__Listed records__.
====================

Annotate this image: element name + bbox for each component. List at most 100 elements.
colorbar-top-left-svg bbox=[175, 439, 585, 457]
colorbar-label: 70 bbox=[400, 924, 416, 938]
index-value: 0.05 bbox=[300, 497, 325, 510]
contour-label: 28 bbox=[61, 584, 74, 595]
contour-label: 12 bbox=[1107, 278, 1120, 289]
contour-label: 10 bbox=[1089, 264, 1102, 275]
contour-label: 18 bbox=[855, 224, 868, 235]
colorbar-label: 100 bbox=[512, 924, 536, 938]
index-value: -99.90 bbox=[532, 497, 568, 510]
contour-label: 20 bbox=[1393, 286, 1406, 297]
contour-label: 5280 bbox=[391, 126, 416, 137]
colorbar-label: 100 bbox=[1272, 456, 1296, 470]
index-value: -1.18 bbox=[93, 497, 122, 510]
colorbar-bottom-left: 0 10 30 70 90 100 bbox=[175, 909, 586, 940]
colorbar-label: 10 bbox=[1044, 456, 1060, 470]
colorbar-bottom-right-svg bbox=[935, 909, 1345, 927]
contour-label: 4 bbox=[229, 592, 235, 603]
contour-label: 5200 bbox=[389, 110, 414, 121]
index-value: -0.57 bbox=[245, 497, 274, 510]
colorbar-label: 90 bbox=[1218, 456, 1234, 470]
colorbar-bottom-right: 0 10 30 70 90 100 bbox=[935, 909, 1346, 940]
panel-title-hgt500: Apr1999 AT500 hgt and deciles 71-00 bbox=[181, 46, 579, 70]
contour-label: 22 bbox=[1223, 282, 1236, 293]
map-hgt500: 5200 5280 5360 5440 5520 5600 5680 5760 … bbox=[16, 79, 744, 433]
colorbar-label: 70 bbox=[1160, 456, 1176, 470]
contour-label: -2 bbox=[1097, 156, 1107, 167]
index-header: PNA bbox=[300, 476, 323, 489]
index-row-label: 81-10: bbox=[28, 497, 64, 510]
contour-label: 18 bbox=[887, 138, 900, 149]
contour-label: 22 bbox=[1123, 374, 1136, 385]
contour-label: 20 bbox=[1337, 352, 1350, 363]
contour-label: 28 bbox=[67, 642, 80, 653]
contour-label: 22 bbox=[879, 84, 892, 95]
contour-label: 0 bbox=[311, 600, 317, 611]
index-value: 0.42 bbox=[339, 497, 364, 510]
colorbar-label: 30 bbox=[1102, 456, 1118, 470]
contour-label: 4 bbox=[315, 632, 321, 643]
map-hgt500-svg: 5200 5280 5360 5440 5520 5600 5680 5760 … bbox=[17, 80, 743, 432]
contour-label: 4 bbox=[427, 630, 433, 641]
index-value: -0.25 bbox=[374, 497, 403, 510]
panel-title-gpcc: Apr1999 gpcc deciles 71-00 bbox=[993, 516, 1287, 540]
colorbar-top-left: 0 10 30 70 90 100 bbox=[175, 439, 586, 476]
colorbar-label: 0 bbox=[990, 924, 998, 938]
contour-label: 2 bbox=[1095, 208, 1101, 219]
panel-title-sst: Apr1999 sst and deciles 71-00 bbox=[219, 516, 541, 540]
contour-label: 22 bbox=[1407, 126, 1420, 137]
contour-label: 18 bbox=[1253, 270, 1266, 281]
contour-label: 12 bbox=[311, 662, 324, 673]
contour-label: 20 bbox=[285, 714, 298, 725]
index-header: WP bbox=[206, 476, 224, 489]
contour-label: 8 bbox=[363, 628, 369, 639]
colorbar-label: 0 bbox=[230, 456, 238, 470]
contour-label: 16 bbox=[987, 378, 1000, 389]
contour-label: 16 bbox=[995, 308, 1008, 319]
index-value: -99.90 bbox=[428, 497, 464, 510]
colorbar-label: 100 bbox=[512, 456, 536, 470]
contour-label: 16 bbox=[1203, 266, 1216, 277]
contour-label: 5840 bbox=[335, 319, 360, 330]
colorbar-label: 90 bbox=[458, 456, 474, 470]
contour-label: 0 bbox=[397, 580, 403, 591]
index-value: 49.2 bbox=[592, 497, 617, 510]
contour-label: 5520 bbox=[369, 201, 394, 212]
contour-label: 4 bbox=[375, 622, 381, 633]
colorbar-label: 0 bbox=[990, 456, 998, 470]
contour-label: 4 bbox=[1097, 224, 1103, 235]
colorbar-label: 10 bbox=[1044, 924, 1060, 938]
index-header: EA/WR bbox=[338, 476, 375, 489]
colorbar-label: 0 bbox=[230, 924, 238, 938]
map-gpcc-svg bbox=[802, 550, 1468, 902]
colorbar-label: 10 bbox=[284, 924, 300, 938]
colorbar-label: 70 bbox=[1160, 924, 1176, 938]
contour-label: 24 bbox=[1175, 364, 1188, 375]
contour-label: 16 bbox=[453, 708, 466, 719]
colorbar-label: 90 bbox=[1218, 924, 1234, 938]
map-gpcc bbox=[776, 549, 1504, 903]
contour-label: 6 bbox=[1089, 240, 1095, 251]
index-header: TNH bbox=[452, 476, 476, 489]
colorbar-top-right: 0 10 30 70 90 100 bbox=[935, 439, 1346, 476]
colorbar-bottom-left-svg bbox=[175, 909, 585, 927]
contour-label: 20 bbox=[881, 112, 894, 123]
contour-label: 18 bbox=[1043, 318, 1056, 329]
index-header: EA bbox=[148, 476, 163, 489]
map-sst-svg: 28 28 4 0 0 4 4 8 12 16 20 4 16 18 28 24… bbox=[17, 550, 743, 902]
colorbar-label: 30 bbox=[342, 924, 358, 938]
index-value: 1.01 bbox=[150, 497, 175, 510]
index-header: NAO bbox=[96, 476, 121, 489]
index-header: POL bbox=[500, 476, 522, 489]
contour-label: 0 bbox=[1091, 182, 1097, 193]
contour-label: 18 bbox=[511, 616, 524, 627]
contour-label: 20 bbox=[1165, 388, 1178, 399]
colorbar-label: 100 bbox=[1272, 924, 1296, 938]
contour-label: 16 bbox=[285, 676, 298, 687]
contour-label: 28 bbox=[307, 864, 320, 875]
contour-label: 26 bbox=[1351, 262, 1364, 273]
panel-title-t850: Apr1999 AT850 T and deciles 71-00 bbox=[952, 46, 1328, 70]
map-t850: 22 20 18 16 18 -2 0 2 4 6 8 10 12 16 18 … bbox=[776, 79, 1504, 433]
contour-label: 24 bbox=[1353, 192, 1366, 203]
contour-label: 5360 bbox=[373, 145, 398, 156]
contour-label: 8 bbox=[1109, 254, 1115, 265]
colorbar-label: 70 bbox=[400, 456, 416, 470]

====================

__What to produce__. Transcribe all of the material above verbatim, preserving every line and character without alteration.

__Response to the exercise__.
Annotate this image: element name + bbox for each component. List at most 100 elements.
colorbar-top-left-svg bbox=[175, 439, 585, 457]
colorbar-label: 70 bbox=[400, 924, 416, 938]
index-value: 0.05 bbox=[300, 497, 325, 510]
contour-label: 28 bbox=[61, 584, 74, 595]
contour-label: 12 bbox=[1107, 278, 1120, 289]
contour-label: 10 bbox=[1089, 264, 1102, 275]
contour-label: 18 bbox=[855, 224, 868, 235]
colorbar-label: 100 bbox=[512, 924, 536, 938]
index-value: -99.90 bbox=[532, 497, 568, 510]
contour-label: 20 bbox=[1393, 286, 1406, 297]
contour-label: 5280 bbox=[391, 126, 416, 137]
colorbar-label: 100 bbox=[1272, 456, 1296, 470]
index-value: -1.18 bbox=[93, 497, 122, 510]
colorbar-bottom-left: 0 10 30 70 90 100 bbox=[175, 909, 586, 940]
colorbar-label: 10 bbox=[1044, 456, 1060, 470]
colorbar-bottom-right-svg bbox=[935, 909, 1345, 927]
contour-label: 4 bbox=[229, 592, 235, 603]
contour-label: 5200 bbox=[389, 110, 414, 121]
index-value: -0.57 bbox=[245, 497, 274, 510]
colorbar-label: 90 bbox=[1218, 456, 1234, 470]
colorbar-bottom-right: 0 10 30 70 90 100 bbox=[935, 909, 1346, 940]
panel-title-hgt500: Apr1999 AT500 hgt and deciles 71-00 bbox=[181, 46, 579, 70]
contour-label: 22 bbox=[1223, 282, 1236, 293]
map-hgt500: 5200 5280 5360 5440 5520 5600 5680 5760 … bbox=[16, 79, 744, 433]
colorbar-label: 70 bbox=[1160, 456, 1176, 470]
contour-label: -2 bbox=[1097, 156, 1107, 167]
index-header: PNA bbox=[300, 476, 323, 489]
index-row-label: 81-10: bbox=[28, 497, 64, 510]
contour-label: 18 bbox=[887, 138, 900, 149]
contour-label: 22 bbox=[1123, 374, 1136, 385]
contour-label: 20 bbox=[1337, 352, 1350, 363]
contour-label: 28 bbox=[67, 642, 80, 653]
contour-label: 22 bbox=[879, 84, 892, 95]
contour-label: 0 bbox=[311, 600, 317, 611]
index-value: 0.42 bbox=[339, 497, 364, 510]
colorbar-label: 30 bbox=[1102, 456, 1118, 470]
contour-label: 4 bbox=[315, 632, 321, 643]
map-hgt500-svg: 5200 5280 5360 5440 5520 5600 5680 5760 … bbox=[17, 80, 743, 432]
contour-label: 4 bbox=[427, 630, 433, 641]
index-value: -0.25 bbox=[374, 497, 403, 510]
panel-title-gpcc: Apr1999 gpcc deciles 71-00 bbox=[993, 516, 1287, 540]
colorbar-top-left: 0 10 30 70 90 100 bbox=[175, 439, 586, 476]
colorbar-label: 0 bbox=[990, 924, 998, 938]
contour-label: 2 bbox=[1095, 208, 1101, 219]
panel-title-sst: Apr1999 sst and deciles 71-00 bbox=[219, 516, 541, 540]
contour-label: 22 bbox=[1407, 126, 1420, 137]
contour-label: 18 bbox=[1253, 270, 1266, 281]
contour-label: 12 bbox=[311, 662, 324, 673]
contour-label: 20 bbox=[285, 714, 298, 725]
index-header: WP bbox=[206, 476, 224, 489]
contour-label: 8 bbox=[363, 628, 369, 639]
colorbar-label: 0 bbox=[230, 456, 238, 470]
contour-label: 16 bbox=[987, 378, 1000, 389]
contour-label: 16 bbox=[995, 308, 1008, 319]
index-value: -99.90 bbox=[428, 497, 464, 510]
colorbar-label: 100 bbox=[512, 456, 536, 470]
contour-label: 16 bbox=[1203, 266, 1216, 277]
contour-label: 5840 bbox=[335, 319, 360, 330]
colorbar-label: 90 bbox=[458, 456, 474, 470]
contour-label: 0 bbox=[397, 580, 403, 591]
index-value: 49.2 bbox=[592, 497, 617, 510]
contour-label: 5520 bbox=[369, 201, 394, 212]
contour-label: 4 bbox=[375, 622, 381, 633]
colorbar-label: 0 bbox=[990, 456, 998, 470]
contour-label: 4 bbox=[1097, 224, 1103, 235]
colorbar-label: 10 bbox=[1044, 924, 1060, 938]
index-header: EA/WR bbox=[338, 476, 375, 489]
colorbar-label: 0 bbox=[230, 924, 238, 938]
map-gpcc-svg bbox=[802, 550, 1468, 902]
colorbar-label: 10 bbox=[284, 924, 300, 938]
colorbar-label: 70 bbox=[1160, 924, 1176, 938]
contour-label: 24 bbox=[1175, 364, 1188, 375]
contour-label: 16 bbox=[453, 708, 466, 719]
colorbar-label: 90 bbox=[1218, 924, 1234, 938]
map-gpcc bbox=[776, 549, 1504, 903]
contour-label: 6 bbox=[1089, 240, 1095, 251]
index-header: TNH bbox=[452, 476, 476, 489]
colorbar-top-right: 0 10 30 70 90 100 bbox=[935, 439, 1346, 476]
colorbar-bottom-left-svg bbox=[175, 909, 585, 927]
contour-label: 20 bbox=[881, 112, 894, 123]
contour-label: 18 bbox=[1043, 318, 1056, 329]
index-header: EA bbox=[148, 476, 163, 489]
map-sst-svg: 28 28 4 0 0 4 4 8 12 16 20 4 16 18 28 24… bbox=[17, 550, 743, 902]
colorbar-label: 30 bbox=[342, 924, 358, 938]
index-value: 1.01 bbox=[150, 497, 175, 510]
index-header: NAO bbox=[96, 476, 121, 489]
index-header: POL bbox=[500, 476, 522, 489]
contour-label: 0 bbox=[1091, 182, 1097, 193]
contour-label: 18 bbox=[511, 616, 524, 627]
contour-label: 20 bbox=[1165, 388, 1178, 399]
colorbar-label: 100 bbox=[1272, 924, 1296, 938]
contour-label: 16 bbox=[285, 676, 298, 687]
contour-label: 28 bbox=[307, 864, 320, 875]
contour-label: 26 bbox=[1351, 262, 1364, 273]
panel-title-t850: Apr1999 AT850 T and deciles 71-00 bbox=[952, 46, 1328, 70]
map-t850: 22 20 18 16 18 -2 0 2 4 6 8 10 12 16 18 … bbox=[776, 79, 1504, 433]
contour-label: 24 bbox=[1353, 192, 1366, 203]
contour-label: 5360 bbox=[373, 145, 398, 156]
contour-label: 8 bbox=[1109, 254, 1115, 265]
colorbar-label: 70 bbox=[400, 456, 416, 470]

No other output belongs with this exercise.